Print the entries verbatim, leaving out the images they contain.

(Figure record listings)
- - - -

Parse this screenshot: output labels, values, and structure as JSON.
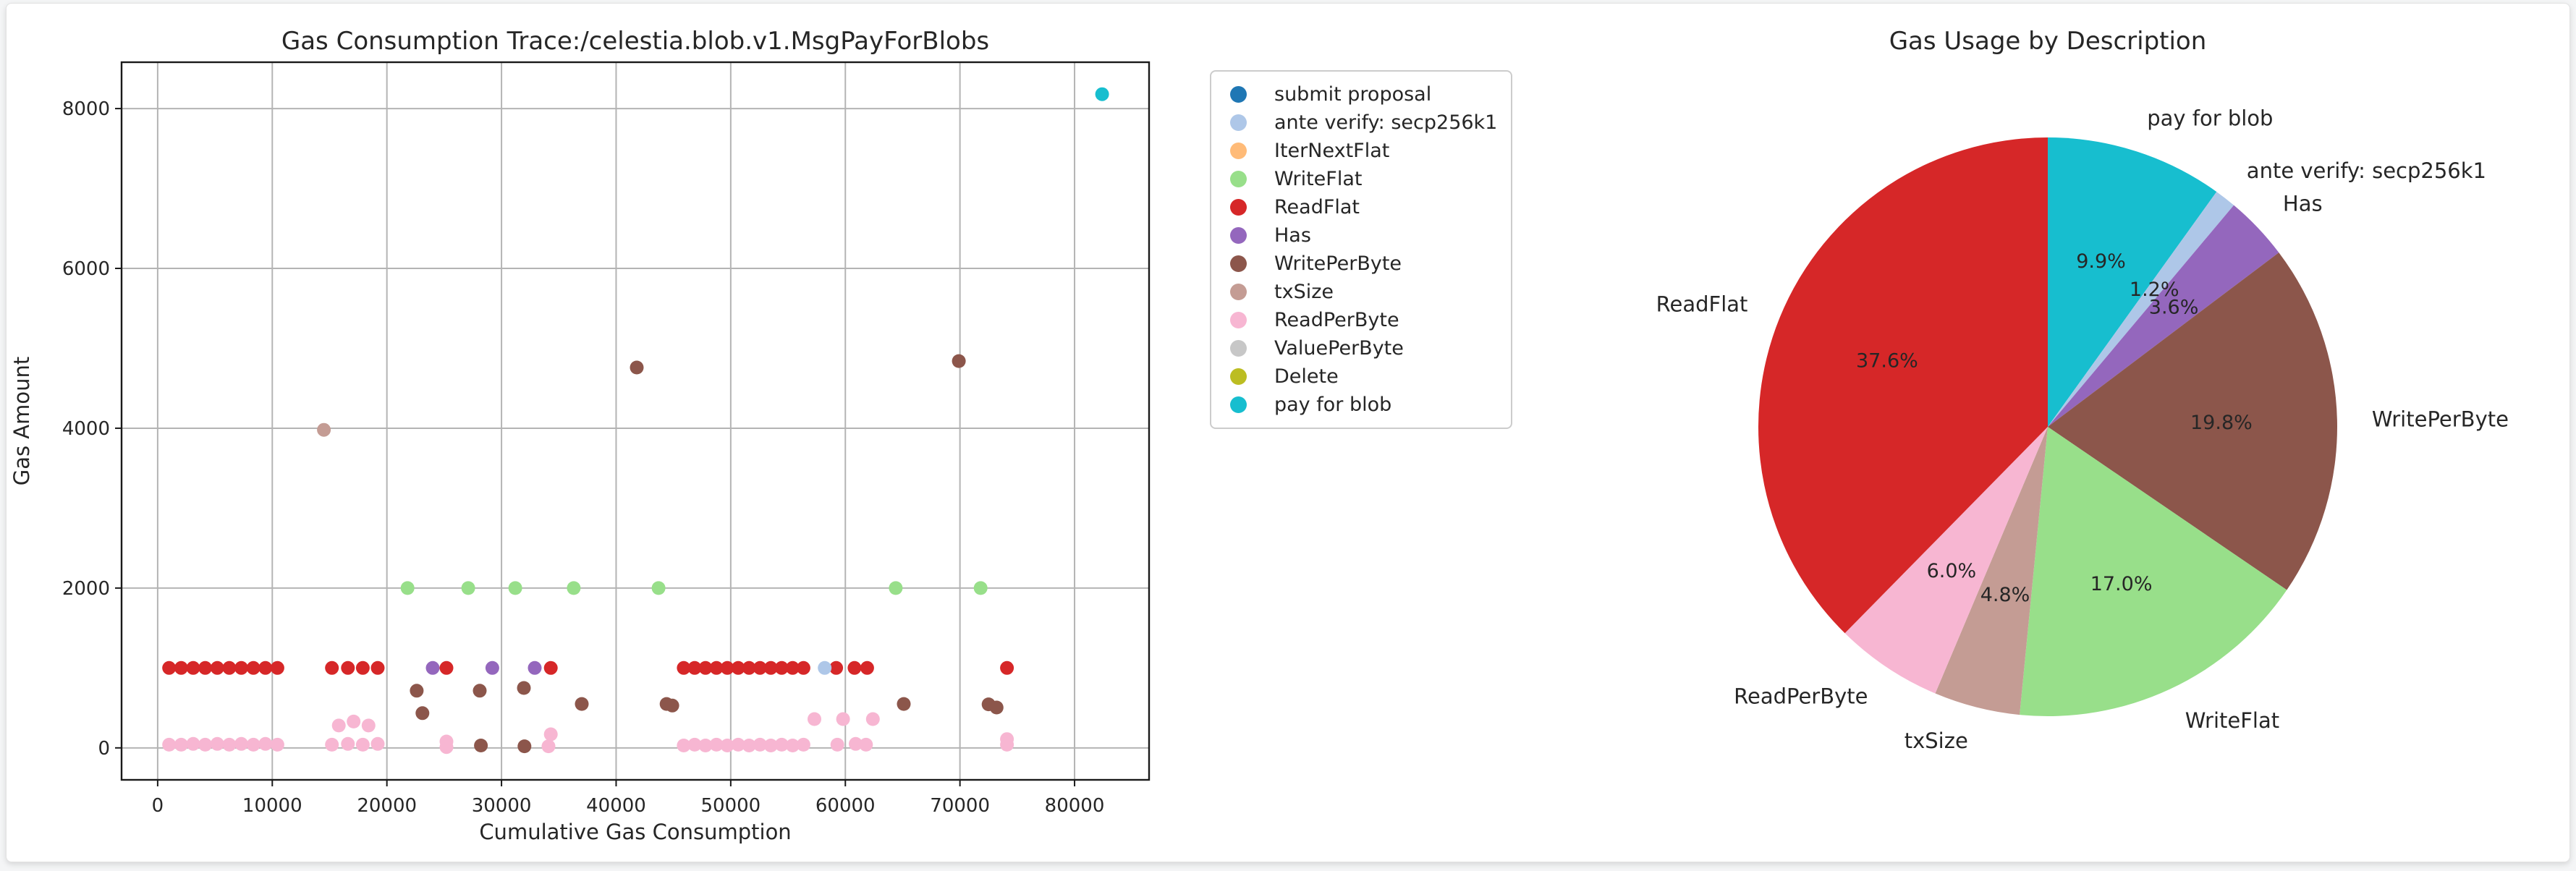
{
  "page": {
    "background": "#f4f5f6",
    "figure_background": "#ffffff"
  },
  "chart_data": [
    {
      "type": "scatter",
      "title": "Gas Consumption Trace:/celestia.blob.v1.MsgPayForBlobs",
      "xlabel": "Cumulative Gas Consumption",
      "ylabel": "Gas Amount",
      "xlim": [
        -3150,
        86500
      ],
      "ylim": [
        -400,
        8580
      ],
      "xticks": [
        0,
        10000,
        20000,
        30000,
        40000,
        50000,
        60000,
        70000,
        80000
      ],
      "yticks": [
        0,
        2000,
        4000,
        6000,
        8000
      ],
      "grid": true,
      "grid_color": "#b4b4b4",
      "legend_position": "outside-right",
      "legend": [
        {
          "label": "submit proposal",
          "color": "#1f77b4"
        },
        {
          "label": "ante verify: secp256k1",
          "color": "#aec7e8"
        },
        {
          "label": "IterNextFlat",
          "color": "#ffbb78"
        },
        {
          "label": "WriteFlat",
          "color": "#98df8a"
        },
        {
          "label": "ReadFlat",
          "color": "#d62728"
        },
        {
          "label": "Has",
          "color": "#9467bd"
        },
        {
          "label": "WritePerByte",
          "color": "#8c564b"
        },
        {
          "label": "txSize",
          "color": "#c49c94"
        },
        {
          "label": "ReadPerByte",
          "color": "#f7b6d2"
        },
        {
          "label": "ValuePerByte",
          "color": "#c7c7c7"
        },
        {
          "label": "Delete",
          "color": "#bcbd22"
        },
        {
          "label": "pay for blob",
          "color": "#17becf"
        }
      ],
      "series": [
        {
          "name": "submit proposal",
          "color": "#1f77b4",
          "points": []
        },
        {
          "name": "IterNextFlat",
          "color": "#ffbb78",
          "points": []
        },
        {
          "name": "ValuePerByte",
          "color": "#c7c7c7",
          "points": []
        },
        {
          "name": "Delete",
          "color": "#bcbd22",
          "points": []
        },
        {
          "name": "ReadPerByte",
          "color": "#f7b6d2",
          "points": [
            [
              1000,
              40
            ],
            [
              2050,
              40
            ],
            [
              3100,
              50
            ],
            [
              4150,
              40
            ],
            [
              5200,
              50
            ],
            [
              6250,
              40
            ],
            [
              7300,
              50
            ],
            [
              8350,
              40
            ],
            [
              9400,
              50
            ],
            [
              10450,
              40
            ],
            [
              15200,
              40
            ],
            [
              16600,
              50
            ],
            [
              17900,
              40
            ],
            [
              19200,
              50
            ],
            [
              15800,
              280
            ],
            [
              17100,
              330
            ],
            [
              18400,
              280
            ],
            [
              25200,
              80
            ],
            [
              25200,
              10
            ],
            [
              34300,
              170
            ],
            [
              34100,
              20
            ],
            [
              45900,
              30
            ],
            [
              46850,
              40
            ],
            [
              47800,
              30
            ],
            [
              48750,
              40
            ],
            [
              49700,
              30
            ],
            [
              50650,
              40
            ],
            [
              51600,
              30
            ],
            [
              52550,
              40
            ],
            [
              53500,
              30
            ],
            [
              54450,
              40
            ],
            [
              55400,
              30
            ],
            [
              56350,
              40
            ],
            [
              59300,
              40
            ],
            [
              60900,
              50
            ],
            [
              61800,
              40
            ],
            [
              57300,
              360
            ],
            [
              59800,
              360
            ],
            [
              62400,
              360
            ],
            [
              74100,
              40
            ],
            [
              74100,
              110
            ]
          ]
        },
        {
          "name": "ReadFlat",
          "color": "#d62728",
          "points": [
            [
              1000,
              1000
            ],
            [
              2050,
              1000
            ],
            [
              3100,
              1000
            ],
            [
              4150,
              1000
            ],
            [
              5200,
              1000
            ],
            [
              6250,
              1000
            ],
            [
              7300,
              1000
            ],
            [
              8350,
              1000
            ],
            [
              9400,
              1000
            ],
            [
              10450,
              1000
            ],
            [
              15200,
              1000
            ],
            [
              16600,
              1000
            ],
            [
              17900,
              1000
            ],
            [
              19200,
              1000
            ],
            [
              25200,
              1000
            ],
            [
              34300,
              1000
            ],
            [
              45900,
              1000
            ],
            [
              46850,
              1000
            ],
            [
              47800,
              1000
            ],
            [
              48750,
              1000
            ],
            [
              49700,
              1000
            ],
            [
              50650,
              1000
            ],
            [
              51600,
              1000
            ],
            [
              52550,
              1000
            ],
            [
              53500,
              1000
            ],
            [
              54450,
              1000
            ],
            [
              55400,
              1000
            ],
            [
              56350,
              1000
            ],
            [
              59200,
              1000
            ],
            [
              60800,
              1000
            ],
            [
              61900,
              1000
            ],
            [
              74100,
              1000
            ]
          ]
        },
        {
          "name": "Has",
          "color": "#9467bd",
          "points": [
            [
              24000,
              1000
            ],
            [
              29200,
              1000
            ],
            [
              32900,
              1000
            ]
          ]
        },
        {
          "name": "WritePerByte",
          "color": "#8c564b",
          "points": [
            [
              22600,
              715
            ],
            [
              23100,
              435
            ],
            [
              28100,
              715
            ],
            [
              28200,
              30
            ],
            [
              31950,
              750
            ],
            [
              32000,
              20
            ],
            [
              37000,
              550
            ],
            [
              44400,
              550
            ],
            [
              44900,
              530
            ],
            [
              65100,
              550
            ],
            [
              72500,
              545
            ],
            [
              73200,
              505
            ],
            [
              41800,
              4760
            ],
            [
              69900,
              4840
            ]
          ]
        },
        {
          "name": "txSize",
          "color": "#c49c94",
          "points": [
            [
              14500,
              3980
            ]
          ]
        },
        {
          "name": "WriteFlat",
          "color": "#98df8a",
          "points": [
            [
              21800,
              2000
            ],
            [
              27100,
              2000
            ],
            [
              31200,
              2000
            ],
            [
              36300,
              2000
            ],
            [
              43700,
              2000
            ],
            [
              64400,
              2000
            ],
            [
              71800,
              2000
            ]
          ]
        },
        {
          "name": "ante verify: secp256k1",
          "color": "#aec7e8",
          "points": [
            [
              58200,
              1000
            ]
          ]
        },
        {
          "name": "pay for blob",
          "color": "#17becf",
          "points": [
            [
              82400,
              8180
            ]
          ]
        }
      ]
    },
    {
      "type": "pie",
      "title": "Gas Usage by Description",
      "start": "top",
      "direction": "clockwise",
      "slices": [
        {
          "label": "pay for blob",
          "pct": 9.9,
          "color": "#17becf"
        },
        {
          "label": "ante verify: secp256k1",
          "pct": 1.2,
          "color": "#aec7e8"
        },
        {
          "label": "Has",
          "pct": 3.6,
          "color": "#9467bd"
        },
        {
          "label": "WritePerByte",
          "pct": 19.8,
          "color": "#8c564b"
        },
        {
          "label": "WriteFlat",
          "pct": 17.0,
          "color": "#98df8a"
        },
        {
          "label": "txSize",
          "pct": 4.8,
          "color": "#c49c94"
        },
        {
          "label": "ReadPerByte",
          "pct": 6.0,
          "color": "#f7b6d2"
        },
        {
          "label": "ReadFlat",
          "pct": 37.6,
          "color": "#d62728"
        }
      ]
    }
  ]
}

- - - -

## RESPONSE TO THE TASK
Parse this screenshot: output labels, values, and structure as JSON.
{
  "page": {
    "background": "#f4f5f6",
    "figure_background": "#ffffff"
  },
  "chart_data": [
    {
      "type": "scatter",
      "title": "Gas Consumption Trace:/celestia.blob.v1.MsgPayForBlobs",
      "xlabel": "Cumulative Gas Consumption",
      "ylabel": "Gas Amount",
      "xlim": [
        -3150,
        86500
      ],
      "ylim": [
        -400,
        8580
      ],
      "xticks": [
        0,
        10000,
        20000,
        30000,
        40000,
        50000,
        60000,
        70000,
        80000
      ],
      "yticks": [
        0,
        2000,
        4000,
        6000,
        8000
      ],
      "grid": true,
      "grid_color": "#b4b4b4",
      "legend_position": "outside-right",
      "legend": [
        {
          "label": "submit proposal",
          "color": "#1f77b4"
        },
        {
          "label": "ante verify: secp256k1",
          "color": "#aec7e8"
        },
        {
          "label": "IterNextFlat",
          "color": "#ffbb78"
        },
        {
          "label": "WriteFlat",
          "color": "#98df8a"
        },
        {
          "label": "ReadFlat",
          "color": "#d62728"
        },
        {
          "label": "Has",
          "color": "#9467bd"
        },
        {
          "label": "WritePerByte",
          "color": "#8c564b"
        },
        {
          "label": "txSize",
          "color": "#c49c94"
        },
        {
          "label": "ReadPerByte",
          "color": "#f7b6d2"
        },
        {
          "label": "ValuePerByte",
          "color": "#c7c7c7"
        },
        {
          "label": "Delete",
          "color": "#bcbd22"
        },
        {
          "label": "pay for blob",
          "color": "#17becf"
        }
      ],
      "series": [
        {
          "name": "submit proposal",
          "color": "#1f77b4",
          "points": []
        },
        {
          "name": "IterNextFlat",
          "color": "#ffbb78",
          "points": []
        },
        {
          "name": "ValuePerByte",
          "color": "#c7c7c7",
          "points": []
        },
        {
          "name": "Delete",
          "color": "#bcbd22",
          "points": []
        },
        {
          "name": "ReadPerByte",
          "color": "#f7b6d2",
          "points": [
            [
              1000,
              40
            ],
            [
              2050,
              40
            ],
            [
              3100,
              50
            ],
            [
              4150,
              40
            ],
            [
              5200,
              50
            ],
            [
              6250,
              40
            ],
            [
              7300,
              50
            ],
            [
              8350,
              40
            ],
            [
              9400,
              50
            ],
            [
              10450,
              40
            ],
            [
              15200,
              40
            ],
            [
              16600,
              50
            ],
            [
              17900,
              40
            ],
            [
              19200,
              50
            ],
            [
              15800,
              280
            ],
            [
              17100,
              330
            ],
            [
              18400,
              280
            ],
            [
              25200,
              80
            ],
            [
              25200,
              10
            ],
            [
              34300,
              170
            ],
            [
              34100,
              20
            ],
            [
              45900,
              30
            ],
            [
              46850,
              40
            ],
            [
              47800,
              30
            ],
            [
              48750,
              40
            ],
            [
              49700,
              30
            ],
            [
              50650,
              40
            ],
            [
              51600,
              30
            ],
            [
              52550,
              40
            ],
            [
              53500,
              30
            ],
            [
              54450,
              40
            ],
            [
              55400,
              30
            ],
            [
              56350,
              40
            ],
            [
              59300,
              40
            ],
            [
              60900,
              50
            ],
            [
              61800,
              40
            ],
            [
              57300,
              360
            ],
            [
              59800,
              360
            ],
            [
              62400,
              360
            ],
            [
              74100,
              40
            ],
            [
              74100,
              110
            ]
          ]
        },
        {
          "name": "ReadFlat",
          "color": "#d62728",
          "points": [
            [
              1000,
              1000
            ],
            [
              2050,
              1000
            ],
            [
              3100,
              1000
            ],
            [
              4150,
              1000
            ],
            [
              5200,
              1000
            ],
            [
              6250,
              1000
            ],
            [
              7300,
              1000
            ],
            [
              8350,
              1000
            ],
            [
              9400,
              1000
            ],
            [
              10450,
              1000
            ],
            [
              15200,
              1000
            ],
            [
              16600,
              1000
            ],
            [
              17900,
              1000
            ],
            [
              19200,
              1000
            ],
            [
              25200,
              1000
            ],
            [
              34300,
              1000
            ],
            [
              45900,
              1000
            ],
            [
              46850,
              1000
            ],
            [
              47800,
              1000
            ],
            [
              48750,
              1000
            ],
            [
              49700,
              1000
            ],
            [
              50650,
              1000
            ],
            [
              51600,
              1000
            ],
            [
              52550,
              1000
            ],
            [
              53500,
              1000
            ],
            [
              54450,
              1000
            ],
            [
              55400,
              1000
            ],
            [
              56350,
              1000
            ],
            [
              59200,
              1000
            ],
            [
              60800,
              1000
            ],
            [
              61900,
              1000
            ],
            [
              74100,
              1000
            ]
          ]
        },
        {
          "name": "Has",
          "color": "#9467bd",
          "points": [
            [
              24000,
              1000
            ],
            [
              29200,
              1000
            ],
            [
              32900,
              1000
            ]
          ]
        },
        {
          "name": "WritePerByte",
          "color": "#8c564b",
          "points": [
            [
              22600,
              715
            ],
            [
              23100,
              435
            ],
            [
              28100,
              715
            ],
            [
              28200,
              30
            ],
            [
              31950,
              750
            ],
            [
              32000,
              20
            ],
            [
              37000,
              550
            ],
            [
              44400,
              550
            ],
            [
              44900,
              530
            ],
            [
              65100,
              550
            ],
            [
              72500,
              545
            ],
            [
              73200,
              505
            ],
            [
              41800,
              4760
            ],
            [
              69900,
              4840
            ]
          ]
        },
        {
          "name": "txSize",
          "color": "#c49c94",
          "points": [
            [
              14500,
              3980
            ]
          ]
        },
        {
          "name": "WriteFlat",
          "color": "#98df8a",
          "points": [
            [
              21800,
              2000
            ],
            [
              27100,
              2000
            ],
            [
              31200,
              2000
            ],
            [
              36300,
              2000
            ],
            [
              43700,
              2000
            ],
            [
              64400,
              2000
            ],
            [
              71800,
              2000
            ]
          ]
        },
        {
          "name": "ante verify: secp256k1",
          "color": "#aec7e8",
          "points": [
            [
              58200,
              1000
            ]
          ]
        },
        {
          "name": "pay for blob",
          "color": "#17becf",
          "points": [
            [
              82400,
              8180
            ]
          ]
        }
      ]
    },
    {
      "type": "pie",
      "title": "Gas Usage by Description",
      "start": "top",
      "direction": "clockwise",
      "slices": [
        {
          "label": "pay for blob",
          "pct": 9.9,
          "color": "#17becf"
        },
        {
          "label": "ante verify: secp256k1",
          "pct": 1.2,
          "color": "#aec7e8"
        },
        {
          "label": "Has",
          "pct": 3.6,
          "color": "#9467bd"
        },
        {
          "label": "WritePerByte",
          "pct": 19.8,
          "color": "#8c564b"
        },
        {
          "label": "WriteFlat",
          "pct": 17.0,
          "color": "#98df8a"
        },
        {
          "label": "txSize",
          "pct": 4.8,
          "color": "#c49c94"
        },
        {
          "label": "ReadPerByte",
          "pct": 6.0,
          "color": "#f7b6d2"
        },
        {
          "label": "ReadFlat",
          "pct": 37.6,
          "color": "#d62728"
        }
      ]
    }
  ]
}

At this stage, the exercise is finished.